OBJECTIVE.
Gather all lines in the data that hold the string "this".
— Begin —
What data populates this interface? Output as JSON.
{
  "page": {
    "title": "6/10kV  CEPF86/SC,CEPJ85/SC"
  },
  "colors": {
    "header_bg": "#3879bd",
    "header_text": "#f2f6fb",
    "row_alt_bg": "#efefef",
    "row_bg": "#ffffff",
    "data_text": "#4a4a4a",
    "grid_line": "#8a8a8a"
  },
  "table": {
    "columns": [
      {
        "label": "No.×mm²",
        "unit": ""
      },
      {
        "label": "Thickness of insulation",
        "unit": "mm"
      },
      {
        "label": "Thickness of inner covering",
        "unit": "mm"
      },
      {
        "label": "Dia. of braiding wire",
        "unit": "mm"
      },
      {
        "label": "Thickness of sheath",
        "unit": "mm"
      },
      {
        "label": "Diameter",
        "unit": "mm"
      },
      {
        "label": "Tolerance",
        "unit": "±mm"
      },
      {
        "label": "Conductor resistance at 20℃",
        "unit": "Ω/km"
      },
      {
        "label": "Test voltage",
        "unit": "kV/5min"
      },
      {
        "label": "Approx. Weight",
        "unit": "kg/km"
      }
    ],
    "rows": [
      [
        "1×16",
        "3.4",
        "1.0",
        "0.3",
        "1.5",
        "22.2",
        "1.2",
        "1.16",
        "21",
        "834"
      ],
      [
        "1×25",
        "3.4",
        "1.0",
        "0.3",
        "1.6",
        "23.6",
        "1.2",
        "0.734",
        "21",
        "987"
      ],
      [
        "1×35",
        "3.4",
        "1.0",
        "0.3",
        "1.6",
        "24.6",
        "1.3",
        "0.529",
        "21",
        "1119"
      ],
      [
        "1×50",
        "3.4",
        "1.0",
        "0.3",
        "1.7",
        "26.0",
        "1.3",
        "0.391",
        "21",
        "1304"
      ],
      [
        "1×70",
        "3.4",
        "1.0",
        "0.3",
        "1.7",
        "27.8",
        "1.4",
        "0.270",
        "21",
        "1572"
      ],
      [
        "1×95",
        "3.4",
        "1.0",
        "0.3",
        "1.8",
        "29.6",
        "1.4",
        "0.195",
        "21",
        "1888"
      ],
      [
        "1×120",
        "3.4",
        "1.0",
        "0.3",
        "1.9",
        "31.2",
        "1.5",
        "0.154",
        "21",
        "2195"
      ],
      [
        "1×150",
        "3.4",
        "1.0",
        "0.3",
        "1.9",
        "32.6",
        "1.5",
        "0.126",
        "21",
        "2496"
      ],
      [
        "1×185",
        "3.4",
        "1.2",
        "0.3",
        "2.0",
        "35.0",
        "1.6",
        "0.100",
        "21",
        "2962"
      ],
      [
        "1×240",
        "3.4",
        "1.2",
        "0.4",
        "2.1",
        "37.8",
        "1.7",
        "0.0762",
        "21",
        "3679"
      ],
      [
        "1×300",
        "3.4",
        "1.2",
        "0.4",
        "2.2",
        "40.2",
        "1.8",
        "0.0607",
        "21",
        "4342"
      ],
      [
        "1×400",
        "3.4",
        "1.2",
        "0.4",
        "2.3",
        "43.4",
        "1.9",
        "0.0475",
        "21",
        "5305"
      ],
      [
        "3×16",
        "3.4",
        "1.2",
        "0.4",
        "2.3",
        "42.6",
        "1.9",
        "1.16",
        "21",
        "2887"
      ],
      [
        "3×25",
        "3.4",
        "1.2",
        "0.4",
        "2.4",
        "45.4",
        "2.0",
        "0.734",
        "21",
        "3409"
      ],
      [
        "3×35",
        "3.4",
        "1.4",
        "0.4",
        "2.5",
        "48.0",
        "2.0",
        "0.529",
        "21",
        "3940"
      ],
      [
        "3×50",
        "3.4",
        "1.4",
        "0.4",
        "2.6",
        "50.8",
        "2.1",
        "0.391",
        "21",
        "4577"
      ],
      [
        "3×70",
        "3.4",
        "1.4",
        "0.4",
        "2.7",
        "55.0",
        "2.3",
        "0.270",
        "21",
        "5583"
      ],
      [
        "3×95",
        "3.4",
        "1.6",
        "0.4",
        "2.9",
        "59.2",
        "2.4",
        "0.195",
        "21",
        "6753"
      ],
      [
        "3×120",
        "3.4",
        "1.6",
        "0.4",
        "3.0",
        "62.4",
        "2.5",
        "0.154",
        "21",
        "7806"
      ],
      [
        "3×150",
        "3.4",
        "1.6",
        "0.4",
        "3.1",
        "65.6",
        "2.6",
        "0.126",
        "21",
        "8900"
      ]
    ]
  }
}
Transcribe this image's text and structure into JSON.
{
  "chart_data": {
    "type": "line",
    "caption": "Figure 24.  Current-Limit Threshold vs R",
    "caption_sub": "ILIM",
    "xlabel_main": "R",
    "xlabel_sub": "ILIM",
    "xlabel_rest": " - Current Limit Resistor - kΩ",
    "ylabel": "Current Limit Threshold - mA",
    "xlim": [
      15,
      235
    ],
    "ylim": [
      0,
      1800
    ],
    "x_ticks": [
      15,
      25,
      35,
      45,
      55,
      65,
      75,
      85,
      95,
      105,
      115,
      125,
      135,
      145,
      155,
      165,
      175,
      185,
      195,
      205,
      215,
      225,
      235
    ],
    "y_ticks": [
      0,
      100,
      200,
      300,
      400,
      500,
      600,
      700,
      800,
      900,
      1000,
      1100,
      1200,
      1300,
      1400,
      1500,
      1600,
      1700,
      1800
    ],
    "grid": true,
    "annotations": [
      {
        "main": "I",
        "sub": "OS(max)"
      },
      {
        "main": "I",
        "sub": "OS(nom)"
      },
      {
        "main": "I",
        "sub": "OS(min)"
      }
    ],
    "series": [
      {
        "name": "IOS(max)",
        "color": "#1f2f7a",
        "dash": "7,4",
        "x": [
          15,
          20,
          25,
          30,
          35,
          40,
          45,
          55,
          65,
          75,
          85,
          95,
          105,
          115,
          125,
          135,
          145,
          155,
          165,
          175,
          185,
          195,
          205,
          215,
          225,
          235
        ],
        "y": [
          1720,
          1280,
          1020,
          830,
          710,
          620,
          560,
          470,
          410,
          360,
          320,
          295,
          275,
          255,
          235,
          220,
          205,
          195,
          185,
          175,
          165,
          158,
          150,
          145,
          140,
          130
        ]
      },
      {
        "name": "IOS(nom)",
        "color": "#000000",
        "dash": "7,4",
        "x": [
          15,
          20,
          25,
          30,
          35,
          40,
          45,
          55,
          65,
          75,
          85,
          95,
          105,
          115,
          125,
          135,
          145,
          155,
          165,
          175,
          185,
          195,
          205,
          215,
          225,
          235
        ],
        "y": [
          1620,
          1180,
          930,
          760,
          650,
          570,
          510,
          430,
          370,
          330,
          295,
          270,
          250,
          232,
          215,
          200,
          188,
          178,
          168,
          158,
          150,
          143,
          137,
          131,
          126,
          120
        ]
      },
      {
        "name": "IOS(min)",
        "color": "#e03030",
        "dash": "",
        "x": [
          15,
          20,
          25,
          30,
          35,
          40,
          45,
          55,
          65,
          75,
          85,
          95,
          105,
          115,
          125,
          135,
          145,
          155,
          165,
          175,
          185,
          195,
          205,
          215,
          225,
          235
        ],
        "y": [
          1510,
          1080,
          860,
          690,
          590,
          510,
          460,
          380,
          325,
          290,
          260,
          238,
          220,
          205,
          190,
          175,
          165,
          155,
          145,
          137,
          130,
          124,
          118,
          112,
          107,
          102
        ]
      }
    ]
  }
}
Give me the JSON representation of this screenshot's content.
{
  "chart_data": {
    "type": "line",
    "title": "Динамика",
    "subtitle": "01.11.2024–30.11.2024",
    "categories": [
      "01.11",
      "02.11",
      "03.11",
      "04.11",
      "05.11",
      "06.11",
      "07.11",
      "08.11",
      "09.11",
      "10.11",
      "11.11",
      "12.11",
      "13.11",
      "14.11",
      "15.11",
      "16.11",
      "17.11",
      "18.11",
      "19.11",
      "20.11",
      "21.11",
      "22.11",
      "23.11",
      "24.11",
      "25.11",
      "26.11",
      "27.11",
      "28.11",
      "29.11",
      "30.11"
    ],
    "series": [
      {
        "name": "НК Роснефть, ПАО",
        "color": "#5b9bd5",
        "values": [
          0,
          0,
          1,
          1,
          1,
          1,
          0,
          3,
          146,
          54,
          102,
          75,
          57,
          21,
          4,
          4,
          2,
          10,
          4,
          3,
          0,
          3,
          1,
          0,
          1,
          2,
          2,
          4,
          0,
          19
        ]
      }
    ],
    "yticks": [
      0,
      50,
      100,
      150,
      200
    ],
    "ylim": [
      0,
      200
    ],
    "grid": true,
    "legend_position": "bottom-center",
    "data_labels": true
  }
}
— End —
CORRECT OUTPUT.
What data populates this interface? Output as JSON.
Transcribe this image's text and structure into JSON.
Give me the JSON representation of this screenshot's content.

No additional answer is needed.